Problem description -
Go through the entries below and print each one exactly, leaving out pictures.

Dataset entries -
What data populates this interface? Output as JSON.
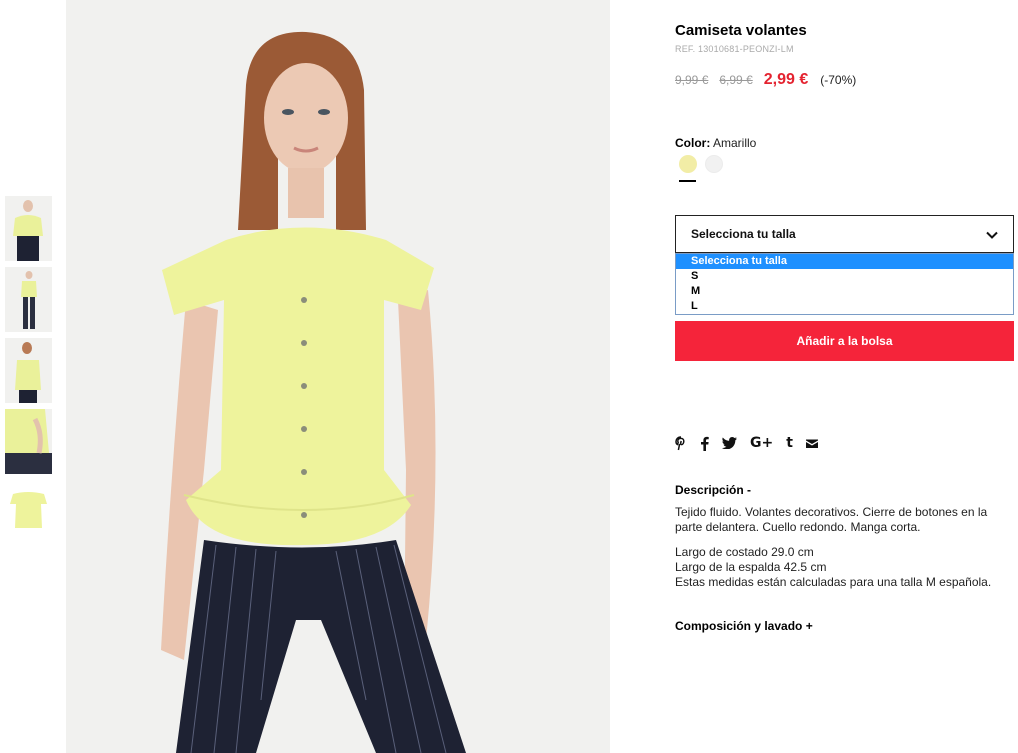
{
  "product": {
    "title": "Camiseta volantes",
    "ref": "REF. 13010681-PEONZI-LM",
    "price_original": "9,99 €",
    "price_previous": "6,99 €",
    "price_sale": "2,99 €",
    "discount": "(-70%)"
  },
  "color": {
    "label": "Color:",
    "value": "Amarillo",
    "swatches": [
      {
        "name": "Amarillo",
        "hex": "#f2eda6",
        "selected": true
      },
      {
        "name": "Blanco",
        "hex": "#f1f1f1",
        "selected": false
      }
    ]
  },
  "size": {
    "select_label": "Selecciona tu talla",
    "options": [
      "Selecciona tu talla",
      "S",
      "M",
      "L"
    ],
    "highlighted_option": "Selecciona tu talla"
  },
  "cart": {
    "add_label": "Añadir a la bolsa"
  },
  "share": {
    "icons": [
      "pinterest-icon",
      "facebook-icon",
      "twitter-icon",
      "google-plus-icon",
      "tumblr-icon",
      "email-icon"
    ]
  },
  "description": {
    "title": "Descripción -",
    "paragraph1": "Tejido fluido. Volantes decorativos. Cierre de botones en la parte delantera. Cuello redondo. Manga corta.",
    "lines": [
      "Largo de costado 29.0 cm",
      "Largo de la espalda 42.5 cm",
      "Estas medidas están calculadas para una talla M española."
    ]
  },
  "composition": {
    "title": "Composición y lavado +"
  },
  "colors": {
    "accent": "#f5243a",
    "sale_price": "#e42330",
    "dropdown_highlight": "#1e90ff"
  },
  "thumbnails": {
    "count": 5,
    "selected": 0
  }
}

The response -
What data populates this interface? Output as JSON.
{
  "product": {
    "title": "Camiseta volantes",
    "ref": "REF. 13010681-PEONZI-LM",
    "price_original": "9,99 €",
    "price_previous": "6,99 €",
    "price_sale": "2,99 €",
    "discount": "(-70%)"
  },
  "color": {
    "label": "Color:",
    "value": "Amarillo",
    "swatches": [
      {
        "name": "Amarillo",
        "hex": "#f2eda6",
        "selected": true
      },
      {
        "name": "Blanco",
        "hex": "#f1f1f1",
        "selected": false
      }
    ]
  },
  "size": {
    "select_label": "Selecciona tu talla",
    "options": [
      "Selecciona tu talla",
      "S",
      "M",
      "L"
    ],
    "highlighted_option": "Selecciona tu talla"
  },
  "cart": {
    "add_label": "Añadir a la bolsa"
  },
  "share": {
    "icons": [
      "pinterest-icon",
      "facebook-icon",
      "twitter-icon",
      "google-plus-icon",
      "tumblr-icon",
      "email-icon"
    ]
  },
  "description": {
    "title": "Descripción -",
    "paragraph1": "Tejido fluido. Volantes decorativos. Cierre de botones en la parte delantera. Cuello redondo. Manga corta.",
    "lines": [
      "Largo de costado 29.0 cm",
      "Largo de la espalda 42.5 cm",
      "Estas medidas están calculadas para una talla M española."
    ]
  },
  "composition": {
    "title": "Composición y lavado +"
  },
  "colors": {
    "accent": "#f5243a",
    "sale_price": "#e42330",
    "dropdown_highlight": "#1e90ff"
  },
  "thumbnails": {
    "count": 5,
    "selected": 0
  }
}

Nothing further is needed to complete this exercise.